> **Your objective**: Without changing a character, return the entries, but not the images they hold.

-- Start Dataset rows --

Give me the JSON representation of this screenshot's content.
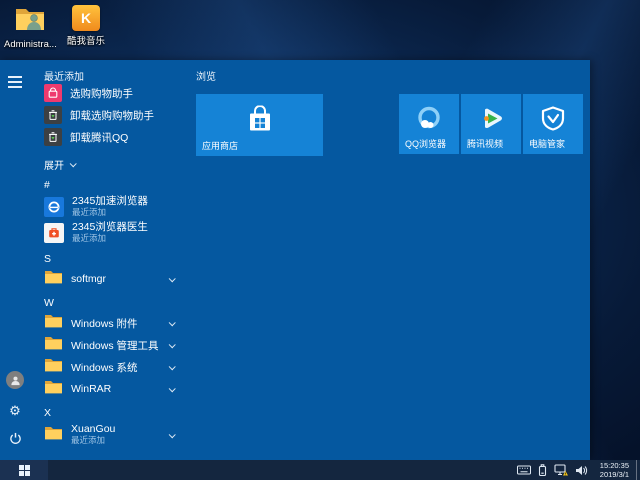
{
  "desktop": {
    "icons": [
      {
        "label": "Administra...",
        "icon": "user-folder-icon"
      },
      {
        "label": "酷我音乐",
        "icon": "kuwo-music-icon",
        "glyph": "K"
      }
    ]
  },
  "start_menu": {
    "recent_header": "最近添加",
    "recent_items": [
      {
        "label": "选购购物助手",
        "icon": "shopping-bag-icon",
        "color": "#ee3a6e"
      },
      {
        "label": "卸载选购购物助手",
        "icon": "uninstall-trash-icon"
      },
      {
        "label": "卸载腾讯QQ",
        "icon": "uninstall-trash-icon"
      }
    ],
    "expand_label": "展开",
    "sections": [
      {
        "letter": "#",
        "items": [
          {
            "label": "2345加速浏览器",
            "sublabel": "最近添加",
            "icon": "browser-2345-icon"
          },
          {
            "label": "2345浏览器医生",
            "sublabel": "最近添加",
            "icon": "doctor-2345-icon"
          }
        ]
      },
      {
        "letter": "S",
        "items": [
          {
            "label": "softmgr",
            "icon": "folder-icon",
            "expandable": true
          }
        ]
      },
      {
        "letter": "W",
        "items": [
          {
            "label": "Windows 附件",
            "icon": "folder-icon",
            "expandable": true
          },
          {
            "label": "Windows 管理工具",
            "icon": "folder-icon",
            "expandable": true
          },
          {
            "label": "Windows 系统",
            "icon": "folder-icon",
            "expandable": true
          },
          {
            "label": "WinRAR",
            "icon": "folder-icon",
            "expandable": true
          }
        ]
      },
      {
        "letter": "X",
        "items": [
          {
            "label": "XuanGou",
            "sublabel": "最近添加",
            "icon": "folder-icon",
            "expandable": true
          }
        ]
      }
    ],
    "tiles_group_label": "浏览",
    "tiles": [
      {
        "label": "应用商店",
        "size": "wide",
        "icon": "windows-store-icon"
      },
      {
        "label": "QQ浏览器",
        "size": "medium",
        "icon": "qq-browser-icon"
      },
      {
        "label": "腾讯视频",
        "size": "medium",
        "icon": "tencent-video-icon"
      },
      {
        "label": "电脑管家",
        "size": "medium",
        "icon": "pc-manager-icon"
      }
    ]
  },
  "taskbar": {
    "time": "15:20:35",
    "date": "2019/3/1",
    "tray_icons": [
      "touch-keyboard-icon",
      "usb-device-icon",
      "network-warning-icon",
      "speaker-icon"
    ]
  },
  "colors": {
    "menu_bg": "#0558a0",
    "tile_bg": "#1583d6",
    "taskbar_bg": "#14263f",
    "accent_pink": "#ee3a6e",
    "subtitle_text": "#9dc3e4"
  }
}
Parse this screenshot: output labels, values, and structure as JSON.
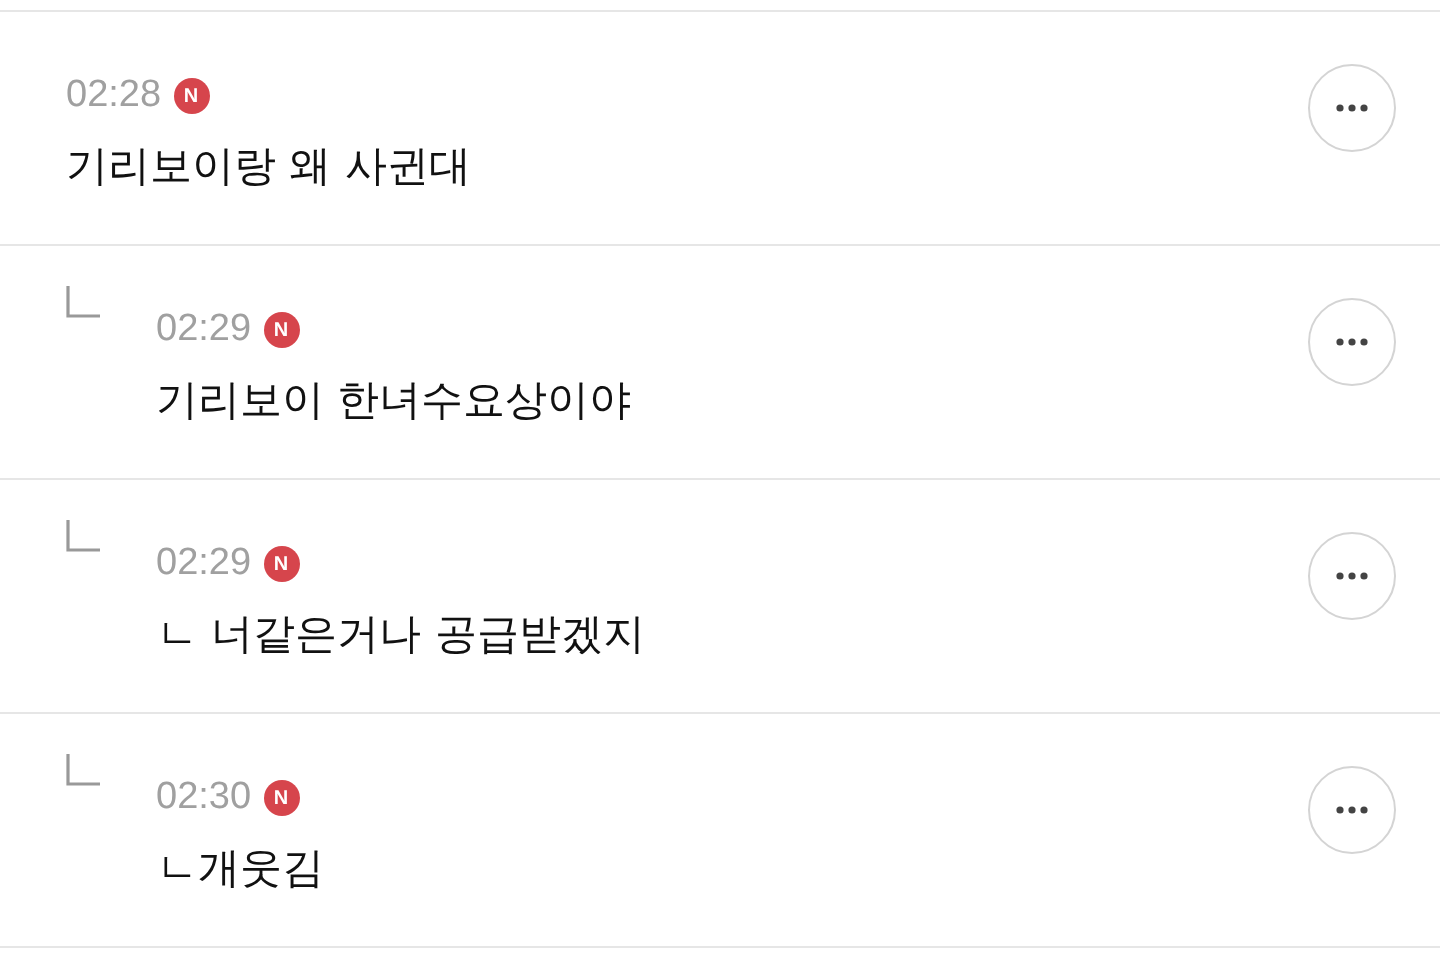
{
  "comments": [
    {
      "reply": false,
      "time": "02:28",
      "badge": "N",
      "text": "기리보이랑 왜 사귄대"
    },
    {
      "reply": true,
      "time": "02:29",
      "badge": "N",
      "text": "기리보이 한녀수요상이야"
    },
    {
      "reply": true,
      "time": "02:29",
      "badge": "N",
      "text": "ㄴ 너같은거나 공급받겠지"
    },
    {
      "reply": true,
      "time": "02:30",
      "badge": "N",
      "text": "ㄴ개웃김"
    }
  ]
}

-- End Dataset rows --

> **Task answer**:
Give me the JSON representation of this screenshot's content.
{
  "desktop": {
    "icons": [
      {
        "label": "Administra...",
        "icon": "user-folder-icon"
      },
      {
        "label": "酷我音乐",
        "icon": "kuwo-music-icon",
        "glyph": "K"
      }
    ]
  },
  "start_menu": {
    "recent_header": "最近添加",
    "recent_items": [
      {
        "label": "选购购物助手",
        "icon": "shopping-bag-icon",
        "color": "#ee3a6e"
      },
      {
        "label": "卸载选购购物助手",
        "icon": "uninstall-trash-icon"
      },
      {
        "label": "卸载腾讯QQ",
        "icon": "uninstall-trash-icon"
      }
    ],
    "expand_label": "展开",
    "sections": [
      {
        "letter": "#",
        "items": [
          {
            "label": "2345加速浏览器",
            "sublabel": "最近添加",
            "icon": "browser-2345-icon"
          },
          {
            "label": "2345浏览器医生",
            "sublabel": "最近添加",
            "icon": "doctor-2345-icon"
          }
        ]
      },
      {
        "letter": "S",
        "items": [
          {
            "label": "softmgr",
            "icon": "folder-icon",
            "expandable": true
          }
        ]
      },
      {
        "letter": "W",
        "items": [
          {
            "label": "Windows 附件",
            "icon": "folder-icon",
            "expandable": true
          },
          {
            "label": "Windows 管理工具",
            "icon": "folder-icon",
            "expandable": true
          },
          {
            "label": "Windows 系统",
            "icon": "folder-icon",
            "expandable": true
          },
          {
            "label": "WinRAR",
            "icon": "folder-icon",
            "expandable": true
          }
        ]
      },
      {
        "letter": "X",
        "items": [
          {
            "label": "XuanGou",
            "sublabel": "最近添加",
            "icon": "folder-icon",
            "expandable": true
          }
        ]
      }
    ],
    "tiles_group_label": "浏览",
    "tiles": [
      {
        "label": "应用商店",
        "size": "wide",
        "icon": "windows-store-icon"
      },
      {
        "label": "QQ浏览器",
        "size": "medium",
        "icon": "qq-browser-icon"
      },
      {
        "label": "腾讯视频",
        "size": "medium",
        "icon": "tencent-video-icon"
      },
      {
        "label": "电脑管家",
        "size": "medium",
        "icon": "pc-manager-icon"
      }
    ]
  },
  "taskbar": {
    "time": "15:20:35",
    "date": "2019/3/1",
    "tray_icons": [
      "touch-keyboard-icon",
      "usb-device-icon",
      "network-warning-icon",
      "speaker-icon"
    ]
  },
  "colors": {
    "menu_bg": "#0558a0",
    "tile_bg": "#1583d6",
    "taskbar_bg": "#14263f",
    "accent_pink": "#ee3a6e",
    "subtitle_text": "#9dc3e4"
  }
}
Parse this screenshot: output labels, values, and structure as JSON.
{
  "comments": [
    {
      "reply": false,
      "time": "02:28",
      "badge": "N",
      "text": "기리보이랑 왜 사귄대"
    },
    {
      "reply": true,
      "time": "02:29",
      "badge": "N",
      "text": "기리보이 한녀수요상이야"
    },
    {
      "reply": true,
      "time": "02:29",
      "badge": "N",
      "text": "ㄴ 너같은거나 공급받겠지"
    },
    {
      "reply": true,
      "time": "02:30",
      "badge": "N",
      "text": "ㄴ개웃김"
    }
  ]
}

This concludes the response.